_To do_
Every record here should be printed again exactly.

_Stored rows_
########################################
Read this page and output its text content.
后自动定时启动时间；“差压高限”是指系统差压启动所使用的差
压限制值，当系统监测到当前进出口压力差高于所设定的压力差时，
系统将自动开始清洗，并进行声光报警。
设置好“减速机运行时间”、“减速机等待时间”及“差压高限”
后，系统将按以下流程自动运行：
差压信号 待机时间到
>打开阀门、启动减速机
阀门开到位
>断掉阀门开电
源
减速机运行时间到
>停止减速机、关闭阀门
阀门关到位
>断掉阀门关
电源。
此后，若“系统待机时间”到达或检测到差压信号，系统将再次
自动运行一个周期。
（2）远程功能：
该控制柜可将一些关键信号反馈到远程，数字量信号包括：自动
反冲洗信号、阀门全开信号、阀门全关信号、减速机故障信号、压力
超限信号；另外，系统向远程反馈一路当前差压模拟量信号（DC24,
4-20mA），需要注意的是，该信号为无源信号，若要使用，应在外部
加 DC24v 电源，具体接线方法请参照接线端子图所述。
########################################
_Response to the exercise_
Read this page and output its text content.
后自动定时启动时间；“差压高限”是指系统差压启动所使用的差
压限制值，当系统监测到当前进出口压力差高于所设定的压力差时，
系统将自动开始清洗，并进行声光报警。
设置好“减速机运行时间”、“减速机等待时间”及“差压高限”
后，系统将按以下流程自动运行：
差压信号 待机时间到
>打开阀门、启动减速机
阀门开到位
>断掉阀门开电
源
减速机运行时间到
>停止减速机、关闭阀门
阀门关到位
>断掉阀门关
电源。
此后，若“系统待机时间”到达或检测到差压信号，系统将再次
自动运行一个周期。
（2）远程功能：
该控制柜可将一些关键信号反馈到远程，数字量信号包括：自动
反冲洗信号、阀门全开信号、阀门全关信号、减速机故障信号、压力
超限信号；另外，系统向远程反馈一路当前差压模拟量信号（DC24,
4-20mA），需要注意的是，该信号为无源信号，若要使用，应在外部
加 DC24v 电源，具体接线方法请参照接线端子图所述。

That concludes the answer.